Retype all the entries word for word, but omit the pictures.
━━ Supplied material
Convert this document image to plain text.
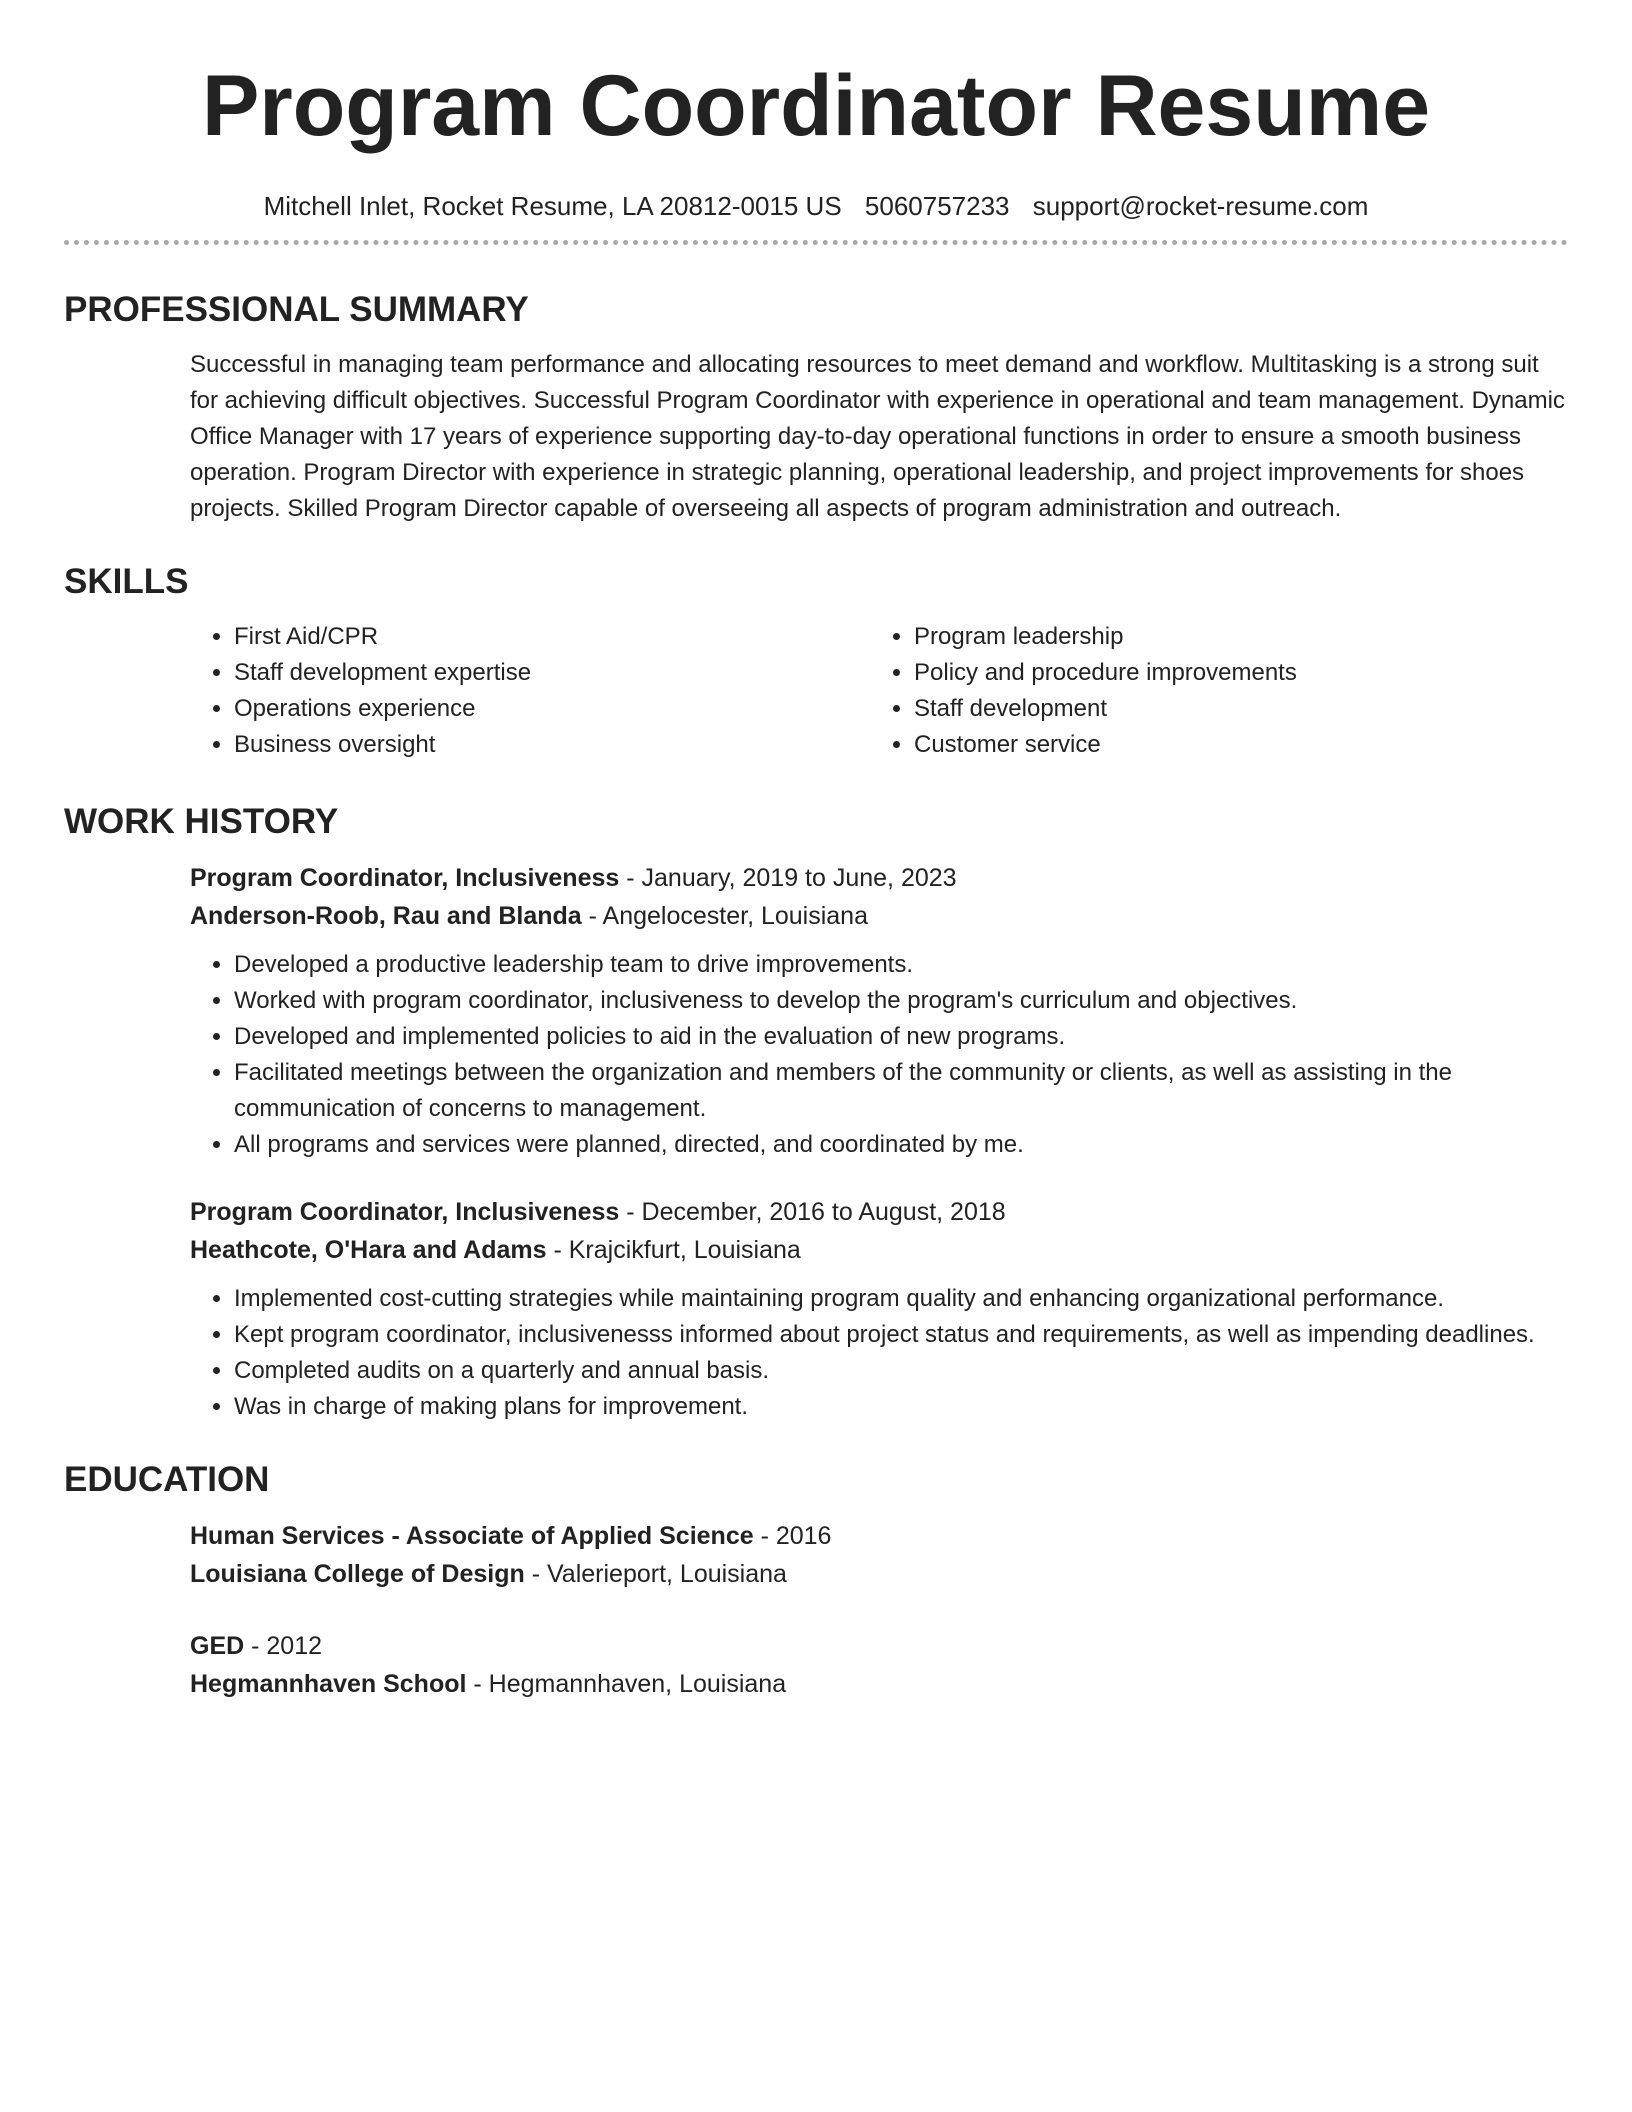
Program Coordinator Resume
Mitchell Inlet, Rocket Resume, LA 20812-0015 US 5060757233 support@rocket-resume.com
PROFESSIONAL SUMMARY

Successful in managing team performance and allocating resources to meet demand and workflow. Multitasking is a strong suit for achieving difficult objectives. Successful Program Coordinator with experience in operational and team management. Dynamic Office Manager with 17 years of experience supporting day-to-day operational functions in order to ensure a smooth business operation. Program Director with experience in strategic planning, operational leadership, and project improvements for shoes projects. Skilled Program Director capable of overseeing all aspects of program administration and outreach.

SKILLS
• First Aid/CPR
• Staff development expertise
• Operations experience
• Business oversight
• Program leadership
• Policy and procedure improvements
• Staff development
• Customer service
WORK HISTORY
Program Coordinator, Inclusiveness - January, 2019 to June, 2023
Anderson-Roob, Rau and Blanda - Angelocester, Louisiana
• Developed a productive leadership team to drive improvements.
• Worked with program coordinator, inclusiveness to develop the program's curriculum and objectives.
• Developed and implemented policies to aid in the evaluation of new programs.
• Facilitated meetings between the organization and members of the community or clients, as well as assisting in the communication of concerns to management.
• All programs and services were planned, directed, and coordinated by me.
Program Coordinator, Inclusiveness - December, 2016 to August, 2018
Heathcote, O'Hara and Adams - Krajcikfurt, Louisiana
• Implemented cost-cutting strategies while maintaining program quality and enhancing organizational performance.
• Kept program coordinator, inclusivenesss informed about project status and requirements, as well as impending deadlines.
• Completed audits on a quarterly and annual basis.
• Was in charge of making plans for improvement.
EDUCATION
Human Services - Associate of Applied Science - 2016
Louisiana College of Design - Valerieport, Louisiana
GED - 2012
Hegmannhaven School - Hegmannhaven, Louisiana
━━━━
**Response below:**
Convert this document image to plain text.
Program Coordinator Resume
Mitchell Inlet, Rocket Resume, LA 20812-0015 US 5060757233 support@rocket-resume.com
PROFESSIONAL SUMMARY

Successful in managing team performance and allocating resources to meet demand and workflow. Multitasking is a strong suit for achieving difficult objectives. Successful Program Coordinator with experience in operational and team management. Dynamic Office Manager with 17 years of experience supporting day-to-day operational functions in order to ensure a smooth business operation. Program Director with experience in strategic planning, operational leadership, and project improvements for shoes projects. Skilled Program Director capable of overseeing all aspects of program administration and outreach.

SKILLS
• First Aid/CPR
• Staff development expertise
• Operations experience
• Business oversight
• Program leadership
• Policy and procedure improvements
• Staff development
• Customer service
WORK HISTORY
Program Coordinator, Inclusiveness - January, 2019 to June, 2023
Anderson-Roob, Rau and Blanda - Angelocester, Louisiana
• Developed a productive leadership team to drive improvements.
• Worked with program coordinator, inclusiveness to develop the program's curriculum and objectives.
• Developed and implemented policies to aid in the evaluation of new programs.
• Facilitated meetings between the organization and members of the community or clients, as well as assisting in the communication of concerns to management.
• All programs and services were planned, directed, and coordinated by me.
Program Coordinator, Inclusiveness - December, 2016 to August, 2018
Heathcote, O'Hara and Adams - Krajcikfurt, Louisiana
• Implemented cost-cutting strategies while maintaining program quality and enhancing organizational performance.
• Kept program coordinator, inclusivenesss informed about project status and requirements, as well as impending deadlines.
• Completed audits on a quarterly and annual basis.
• Was in charge of making plans for improvement.
EDUCATION
Human Services - Associate of Applied Science - 2016
Louisiana College of Design - Valerieport, Louisiana
GED - 2012
Hegmannhaven School - Hegmannhaven, Louisiana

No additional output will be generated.